> TO DO:
All of the records below should be output exactly.

- - -

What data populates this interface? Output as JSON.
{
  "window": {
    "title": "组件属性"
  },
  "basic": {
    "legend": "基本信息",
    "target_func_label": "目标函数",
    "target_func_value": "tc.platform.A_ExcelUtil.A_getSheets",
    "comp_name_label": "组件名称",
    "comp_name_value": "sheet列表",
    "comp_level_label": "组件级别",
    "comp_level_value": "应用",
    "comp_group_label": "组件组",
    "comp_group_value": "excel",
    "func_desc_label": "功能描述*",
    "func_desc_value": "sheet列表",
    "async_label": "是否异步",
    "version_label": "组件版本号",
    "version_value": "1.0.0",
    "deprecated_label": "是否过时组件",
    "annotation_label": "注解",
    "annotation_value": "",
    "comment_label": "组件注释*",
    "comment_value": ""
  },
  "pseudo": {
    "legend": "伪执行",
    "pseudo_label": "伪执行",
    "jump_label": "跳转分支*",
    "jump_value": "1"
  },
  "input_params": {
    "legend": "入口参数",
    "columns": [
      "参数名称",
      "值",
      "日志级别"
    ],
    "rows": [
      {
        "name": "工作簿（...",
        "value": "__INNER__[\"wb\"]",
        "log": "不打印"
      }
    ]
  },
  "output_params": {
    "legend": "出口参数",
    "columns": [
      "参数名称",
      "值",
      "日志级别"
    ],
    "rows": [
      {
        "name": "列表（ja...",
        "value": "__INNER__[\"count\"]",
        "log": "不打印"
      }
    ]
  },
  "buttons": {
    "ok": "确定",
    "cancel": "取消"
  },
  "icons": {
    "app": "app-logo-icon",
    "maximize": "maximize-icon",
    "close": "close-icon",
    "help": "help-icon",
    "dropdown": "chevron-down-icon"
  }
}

- - -

> TASK ANSWER:
What data populates this interface? Output as JSON.
{
  "window": {
    "title": "组件属性"
  },
  "basic": {
    "legend": "基本信息",
    "target_func_label": "目标函数",
    "target_func_value": "tc.platform.A_ExcelUtil.A_getSheets",
    "comp_name_label": "组件名称",
    "comp_name_value": "sheet列表",
    "comp_level_label": "组件级别",
    "comp_level_value": "应用",
    "comp_group_label": "组件组",
    "comp_group_value": "excel",
    "func_desc_label": "功能描述*",
    "func_desc_value": "sheet列表",
    "async_label": "是否异步",
    "version_label": "组件版本号",
    "version_value": "1.0.0",
    "deprecated_label": "是否过时组件",
    "annotation_label": "注解",
    "annotation_value": "",
    "comment_label": "组件注释*",
    "comment_value": ""
  },
  "pseudo": {
    "legend": "伪执行",
    "pseudo_label": "伪执行",
    "jump_label": "跳转分支*",
    "jump_value": "1"
  },
  "input_params": {
    "legend": "入口参数",
    "columns": [
      "参数名称",
      "值",
      "日志级别"
    ],
    "rows": [
      {
        "name": "工作簿（...",
        "value": "__INNER__[\"wb\"]",
        "log": "不打印"
      }
    ]
  },
  "output_params": {
    "legend": "出口参数",
    "columns": [
      "参数名称",
      "值",
      "日志级别"
    ],
    "rows": [
      {
        "name": "列表（ja...",
        "value": "__INNER__[\"count\"]",
        "log": "不打印"
      }
    ]
  },
  "buttons": {
    "ok": "确定",
    "cancel": "取消"
  },
  "icons": {
    "app": "app-logo-icon",
    "maximize": "maximize-icon",
    "close": "close-icon",
    "help": "help-icon",
    "dropdown": "chevron-down-icon"
  }
}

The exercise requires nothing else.